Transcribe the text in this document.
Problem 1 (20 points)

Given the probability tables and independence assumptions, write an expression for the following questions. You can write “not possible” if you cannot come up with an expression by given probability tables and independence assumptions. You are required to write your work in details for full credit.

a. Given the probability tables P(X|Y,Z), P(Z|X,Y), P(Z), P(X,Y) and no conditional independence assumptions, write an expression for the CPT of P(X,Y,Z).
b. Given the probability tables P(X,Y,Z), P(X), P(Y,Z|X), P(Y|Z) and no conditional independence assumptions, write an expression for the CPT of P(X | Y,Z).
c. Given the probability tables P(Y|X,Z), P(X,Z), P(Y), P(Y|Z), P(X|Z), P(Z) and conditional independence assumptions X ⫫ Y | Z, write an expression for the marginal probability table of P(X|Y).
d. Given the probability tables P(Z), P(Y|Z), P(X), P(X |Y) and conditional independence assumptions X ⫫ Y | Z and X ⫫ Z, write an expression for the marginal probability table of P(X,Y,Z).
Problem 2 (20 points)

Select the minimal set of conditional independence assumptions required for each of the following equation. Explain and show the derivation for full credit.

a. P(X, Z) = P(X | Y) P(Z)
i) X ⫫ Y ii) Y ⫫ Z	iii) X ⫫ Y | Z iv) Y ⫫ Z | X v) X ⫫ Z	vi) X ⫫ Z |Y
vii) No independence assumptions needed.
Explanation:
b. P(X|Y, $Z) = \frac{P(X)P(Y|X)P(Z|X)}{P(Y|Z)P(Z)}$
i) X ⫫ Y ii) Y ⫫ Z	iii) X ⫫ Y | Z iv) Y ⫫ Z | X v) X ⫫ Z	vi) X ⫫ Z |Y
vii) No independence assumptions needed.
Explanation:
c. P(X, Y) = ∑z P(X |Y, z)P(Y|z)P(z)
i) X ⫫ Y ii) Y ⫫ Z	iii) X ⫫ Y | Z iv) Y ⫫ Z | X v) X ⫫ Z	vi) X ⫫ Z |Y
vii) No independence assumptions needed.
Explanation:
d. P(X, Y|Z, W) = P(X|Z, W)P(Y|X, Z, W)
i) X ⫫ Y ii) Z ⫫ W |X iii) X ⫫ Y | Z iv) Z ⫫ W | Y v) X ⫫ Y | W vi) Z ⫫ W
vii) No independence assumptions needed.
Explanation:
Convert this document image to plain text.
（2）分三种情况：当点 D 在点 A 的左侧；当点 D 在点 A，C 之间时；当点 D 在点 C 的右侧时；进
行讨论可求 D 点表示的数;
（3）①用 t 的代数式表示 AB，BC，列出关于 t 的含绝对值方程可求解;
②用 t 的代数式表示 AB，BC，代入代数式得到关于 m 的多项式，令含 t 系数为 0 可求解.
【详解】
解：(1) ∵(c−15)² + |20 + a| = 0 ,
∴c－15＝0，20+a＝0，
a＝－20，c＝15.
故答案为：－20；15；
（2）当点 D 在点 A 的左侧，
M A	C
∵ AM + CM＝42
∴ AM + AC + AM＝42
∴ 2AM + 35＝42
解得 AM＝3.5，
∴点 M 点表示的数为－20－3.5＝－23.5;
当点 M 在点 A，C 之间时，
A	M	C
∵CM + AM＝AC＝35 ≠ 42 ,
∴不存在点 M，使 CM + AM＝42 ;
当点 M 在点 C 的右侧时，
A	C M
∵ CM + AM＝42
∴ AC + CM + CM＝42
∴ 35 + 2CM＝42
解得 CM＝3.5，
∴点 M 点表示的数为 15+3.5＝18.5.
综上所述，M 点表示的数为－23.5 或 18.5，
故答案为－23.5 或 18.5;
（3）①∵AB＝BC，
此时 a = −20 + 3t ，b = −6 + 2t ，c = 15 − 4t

◆ ◆ ◆ ◆ ◆ ◆ ◆

What to do ▸ Copy every line of the records above that contains "Problem".

Worked answer ▸
Problem 1 (20 points)
Problem 2 (20 points)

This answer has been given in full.